Given data:

►

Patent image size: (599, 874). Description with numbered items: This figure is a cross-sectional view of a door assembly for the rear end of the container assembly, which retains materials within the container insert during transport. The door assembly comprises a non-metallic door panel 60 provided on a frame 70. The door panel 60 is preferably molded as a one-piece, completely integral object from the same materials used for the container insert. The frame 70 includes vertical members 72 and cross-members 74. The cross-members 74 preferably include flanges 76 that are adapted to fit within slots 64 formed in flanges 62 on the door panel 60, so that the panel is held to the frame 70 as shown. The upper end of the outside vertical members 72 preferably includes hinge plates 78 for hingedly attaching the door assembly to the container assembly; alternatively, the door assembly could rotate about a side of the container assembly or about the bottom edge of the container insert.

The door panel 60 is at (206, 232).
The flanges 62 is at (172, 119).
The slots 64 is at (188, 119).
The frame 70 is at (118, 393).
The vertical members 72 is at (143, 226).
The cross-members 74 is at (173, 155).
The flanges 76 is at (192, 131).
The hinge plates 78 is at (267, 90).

◄

Requirement:
Arrange every nonblank line of the items above into a Markdown table with two columns, No. and Entry, numbering the rows in order.

Output for this task:
| No. | Entry |
|---|---|
| 1 | Patent image size: (599, 874). Description with numbered items: This figure is a cross-sectional view of a door assembly for the rear end of the container assembly, which retains materials within the container insert during transport. The door assembly comprises a non-metallic door panel 60 provided on a frame 70. The door panel 60 is preferably molded as a one-piece, completely integral object from the same materials used for the container insert. The frame 70 includes vertical members 72 and cross-members 74. The cross-members 74 preferably include flanges 76 that are adapted to fit within slots 64 formed in flanges 62 on the door panel 60, so that the panel is held to the frame 70 as shown. The upper end of the outside vertical members 72 preferably includes hinge plates 78 for hingedly attaching the door assembly to the container assembly; alternatively, the door assembly could rotate about a side of the container assembly or about the bottom edge of the container insert. |
| 2 | The door panel 60 is at (206, 232). |
| 3 | The flanges 62 is at (172, 119). |
| 4 | The slots 64 is at (188, 119). |
| 5 | The frame 70 is at (118, 393). |
| 6 | The vertical members 72 is at (143, 226). |
| 7 | The cross-members 74 is at (173, 155). |
| 8 | The flanges 76 is at (192, 131). |
| 9 | The hinge plates 78 is at (267, 90). |